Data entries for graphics

--------------------------------

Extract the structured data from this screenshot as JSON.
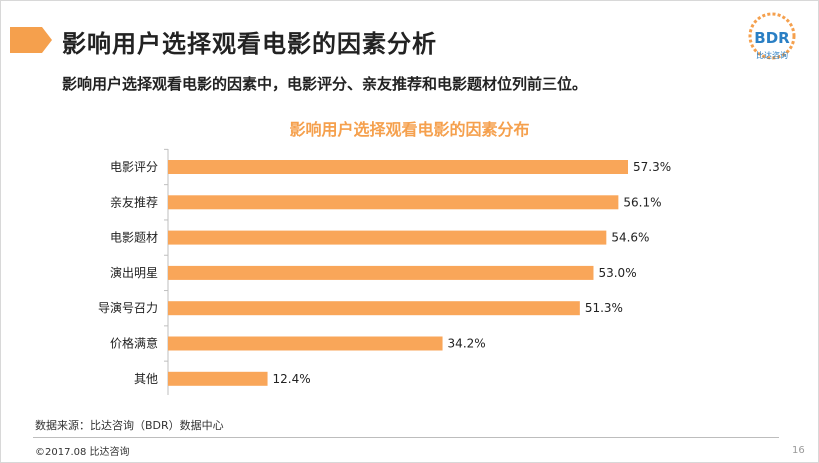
{
  "slide": {
    "title": "影响用户选择观看电影的因素分析",
    "summary": "影响用户选择观看电影的因素中，电影评分、亲友推荐和电影题材位列前三位。",
    "source": "数据来源：比达咨询（BDR）数据中心",
    "copyright": "©2017.08 比达咨询",
    "page_number": "16",
    "accent_color": "#f5a04d"
  },
  "logo": {
    "text": "BDR",
    "subtitle": "比达咨询",
    "colors": {
      "ring": "#f5a04d",
      "text": "#2a7fc4"
    }
  },
  "chart_data": {
    "type": "bar",
    "orientation": "horizontal",
    "title": "影响用户选择观看电影的因素分布",
    "categories": [
      "电影评分",
      "亲友推荐",
      "电影题材",
      "演出明星",
      "导演号召力",
      "价格满意",
      "其他"
    ],
    "values": [
      57.3,
      56.1,
      54.6,
      53.0,
      51.3,
      34.2,
      12.4
    ],
    "value_labels": [
      "57.3%",
      "56.1%",
      "54.6%",
      "53.0%",
      "51.3%",
      "34.2%",
      "12.4%"
    ],
    "unit": "%",
    "xlim": [
      0,
      60
    ],
    "grid": false,
    "legend": "none",
    "bar_color": "#f9a659"
  }
}
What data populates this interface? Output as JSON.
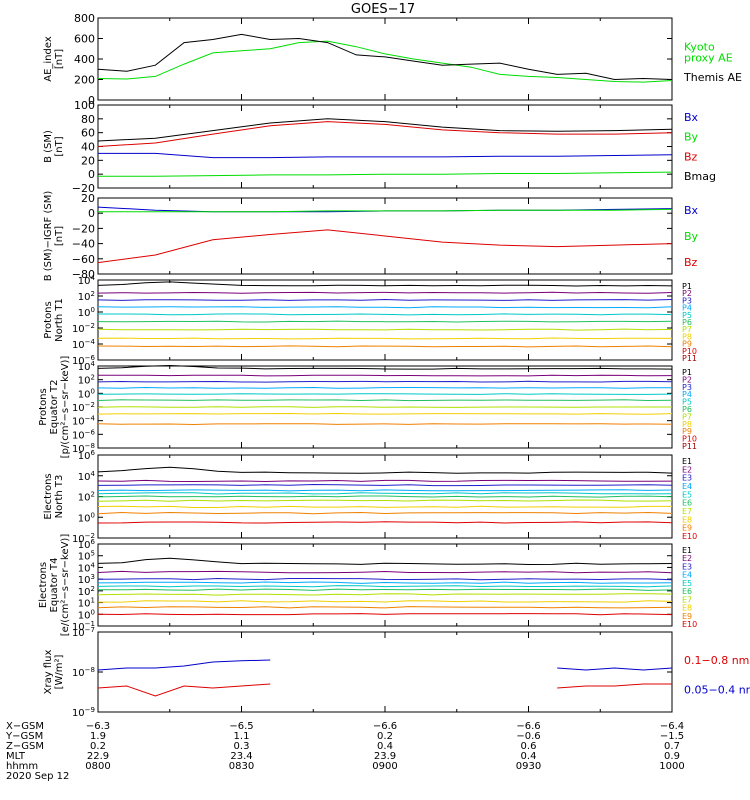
{
  "title": "GOES−17",
  "colors": {
    "black": "#000000",
    "green": "#00dd00",
    "blue": "#0000cc",
    "red": "#dd0000",
    "P": [
      "#000000",
      "#7a007a",
      "#2020cc",
      "#00aaff",
      "#00c8c8",
      "#20c060",
      "#b0e000",
      "#f0d000",
      "#f08000",
      "#e00000",
      "#a00000"
    ],
    "E": [
      "#000000",
      "#7a007a",
      "#2020cc",
      "#00aaff",
      "#00c8c8",
      "#20c060",
      "#b0e000",
      "#f0d000",
      "#f08000",
      "#e00000",
      "#a00000"
    ]
  },
  "chart_data": [
    {
      "type": "line",
      "ylabel": "AE_index\n[nT]",
      "ylim": [
        0,
        800
      ],
      "yticks": [
        "0",
        "200",
        "400",
        "600",
        "800"
      ],
      "legend": [
        "Kyoto\nproxy AE",
        "Themis AE"
      ],
      "x_hours": [
        8.0,
        8.1,
        8.2,
        8.3,
        8.4,
        8.5,
        8.6,
        8.7,
        8.8,
        8.9,
        9.0,
        9.1,
        9.2,
        9.3,
        9.4,
        9.5,
        9.6,
        9.7,
        9.8,
        9.9,
        10.0
      ],
      "series": [
        {
          "name": "Kyoto proxy AE",
          "color": "green",
          "values": [
            210,
            205,
            230,
            350,
            460,
            480,
            500,
            560,
            575,
            520,
            450,
            400,
            360,
            320,
            250,
            230,
            220,
            200,
            180,
            175,
            190
          ]
        },
        {
          "name": "Themis AE",
          "color": "black",
          "values": [
            300,
            280,
            340,
            560,
            590,
            640,
            590,
            600,
            560,
            440,
            420,
            380,
            340,
            350,
            360,
            300,
            250,
            260,
            200,
            210,
            200
          ]
        }
      ]
    },
    {
      "type": "line",
      "ylabel": "B (SM)\n[nT]",
      "ylim": [
        -20,
        100
      ],
      "yticks": [
        "−20",
        "0",
        "20",
        "40",
        "60",
        "80",
        "100"
      ],
      "legend": [
        "Bx",
        "By",
        "Bz",
        "Bmag"
      ],
      "x_hours": [
        8.0,
        8.2,
        8.4,
        8.6,
        8.8,
        9.0,
        9.2,
        9.4,
        9.6,
        9.8,
        10.0
      ],
      "series": [
        {
          "name": "Bx",
          "color": "blue",
          "values": [
            30,
            30,
            24,
            24,
            25,
            25,
            25,
            26,
            26,
            27,
            28
          ]
        },
        {
          "name": "By",
          "color": "green",
          "values": [
            -3,
            -3,
            -2,
            -1,
            -1,
            0,
            0,
            1,
            1,
            2,
            3
          ]
        },
        {
          "name": "Bz",
          "color": "red",
          "values": [
            40,
            45,
            58,
            70,
            76,
            72,
            64,
            60,
            58,
            58,
            60
          ]
        },
        {
          "name": "Bmag",
          "color": "black",
          "values": [
            48,
            52,
            63,
            74,
            80,
            76,
            68,
            63,
            62,
            63,
            65
          ]
        }
      ]
    },
    {
      "type": "line",
      "ylabel": "B (SM)−IGRF (SM)\n[nT]",
      "ylim": [
        -80,
        20
      ],
      "yticks": [
        "−80",
        "−60",
        "−40",
        "−20",
        "0",
        "20"
      ],
      "legend": [
        "Bx",
        "By",
        "Bz"
      ],
      "x_hours": [
        8.0,
        8.2,
        8.4,
        8.6,
        8.8,
        9.0,
        9.2,
        9.4,
        9.6,
        9.8,
        10.0
      ],
      "series": [
        {
          "name": "Bx",
          "color": "blue",
          "values": [
            8,
            4,
            2,
            2,
            2,
            3,
            3,
            4,
            4,
            5,
            6
          ]
        },
        {
          "name": "By",
          "color": "green",
          "values": [
            2,
            2,
            2,
            2,
            3,
            3,
            3,
            4,
            4,
            4,
            5
          ]
        },
        {
          "name": "Bz",
          "color": "red",
          "values": [
            -65,
            -55,
            -35,
            -28,
            -22,
            -30,
            -38,
            -42,
            -44,
            -42,
            -40
          ]
        }
      ]
    },
    {
      "type": "line",
      "ylabel": "Protons\nNorth T1",
      "ylog": [
        -6,
        4
      ],
      "yticks_exp": [
        -6,
        -4,
        -2,
        0,
        2,
        4
      ],
      "legend": [
        "P1",
        "P2",
        "P3",
        "P4",
        "P5",
        "P6",
        "P7",
        "P8",
        "P9",
        "P10",
        "P11"
      ],
      "levels_log": [
        3.3,
        2.4,
        1.5,
        0.6,
        -0.3,
        -1.2,
        -2.2,
        -3.3,
        -4.3,
        null,
        null
      ]
    },
    {
      "type": "line",
      "ylabel": "Protons\nEquator T2\n[p/(cm²−s−sr−keV)]",
      "ylog": [
        -8,
        4
      ],
      "yticks_exp": [
        -8,
        -6,
        -4,
        -2,
        0,
        2,
        4
      ],
      "legend": [
        "P1",
        "P2",
        "P3",
        "P4",
        "P5",
        "P6",
        "P7",
        "P8",
        "P9",
        "P10",
        "P11"
      ],
      "levels_log": [
        3.6,
        2.6,
        1.7,
        0.8,
        -0.1,
        -1.0,
        -2.0,
        -3.0,
        -4.5,
        null,
        null
      ]
    },
    {
      "type": "line",
      "ylabel": "Electrons\nNorth T3",
      "ylog": [
        -2,
        6
      ],
      "yticks_exp": [
        -2,
        0,
        2,
        4,
        6
      ],
      "legend": [
        "E1",
        "E2",
        "E3",
        "E4",
        "E5",
        "E6",
        "E7",
        "E8",
        "E9",
        "E10"
      ],
      "levels_log": [
        4.3,
        3.5,
        3.1,
        2.6,
        2.3,
        2.0,
        1.6,
        1.0,
        0.4,
        -0.5
      ]
    },
    {
      "type": "line",
      "ylabel": "Electrons\nEquator T4\n[e/(cm²−s−sr−keV)]",
      "ylog": [
        -1,
        6
      ],
      "yticks_exp": [
        -1,
        0,
        1,
        2,
        3,
        4,
        5,
        6
      ],
      "legend": [
        "E1",
        "E2",
        "E3",
        "E4",
        "E5",
        "E6",
        "E7",
        "E8",
        "E9",
        "E10"
      ],
      "levels_log": [
        4.3,
        3.6,
        3.0,
        2.7,
        2.4,
        2.1,
        1.7,
        1.1,
        0.6,
        0.0
      ]
    },
    {
      "type": "line",
      "ylabel": "Xray flux\n[W/m²]",
      "ylog": [
        -9,
        -7
      ],
      "yticks_exp": [
        -9,
        -8,
        -7
      ],
      "legend": [
        "0.1−0.8 nm",
        "0.05−0.4 nm"
      ],
      "series": [
        {
          "name": "0.1−0.8 nm",
          "color": "red",
          "x_hours": [
            8.0,
            8.1,
            8.2,
            8.3,
            8.4,
            8.5,
            8.6,
            null,
            9.6,
            9.7,
            9.8,
            9.9,
            10.0
          ],
          "values": [
            -8.4,
            -8.35,
            -8.6,
            -8.35,
            -8.4,
            -8.35,
            -8.3,
            null,
            -8.4,
            -8.35,
            -8.35,
            -8.3,
            -8.3
          ]
        },
        {
          "name": "0.05−0.4 nm",
          "color": "blue",
          "x_hours": [
            8.0,
            8.1,
            8.2,
            8.3,
            8.4,
            8.5,
            8.6,
            null,
            9.6,
            9.7,
            9.8,
            9.9,
            10.0
          ],
          "values": [
            -7.95,
            -7.9,
            -7.9,
            -7.85,
            -7.75,
            -7.72,
            -7.7,
            null,
            -7.9,
            -7.95,
            -7.9,
            -7.95,
            -7.9
          ]
        }
      ]
    }
  ],
  "x_axis": {
    "rows": [
      {
        "label": "X−GSM",
        "values": [
          "−6.3",
          "−6.5",
          "−6.6",
          "−6.6",
          "−6.4"
        ]
      },
      {
        "label": "Y−GSM",
        "values": [
          "1.9",
          "1.1",
          "0.2",
          "−0.6",
          "−1.5"
        ]
      },
      {
        "label": "Z−GSM",
        "values": [
          "0.2",
          "0.3",
          "0.4",
          "0.6",
          "0.7"
        ]
      },
      {
        "label": "MLT",
        "values": [
          "22.9",
          "23.4",
          "23.9",
          "0.4",
          "0.9"
        ]
      },
      {
        "label": "hhmm",
        "values": [
          "0800",
          "0830",
          "0900",
          "0930",
          "1000"
        ]
      }
    ],
    "date": "2020 Sep 12"
  }
}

--------------------------------

● **What you need to do**
Gather from the data above every line with the string "name".

● **Result below**
          "name": "Kyoto proxy AE",
          "name": "Themis AE",
          "name": "Bx",
          "name": "By",
          "name": "Bz",
          "name": "Bmag",
          "name": "Bx",
          "name": "By",
          "name": "Bz",
          "name": "0.1−0.8 nm",
          "name": "0.05−0.4 nm",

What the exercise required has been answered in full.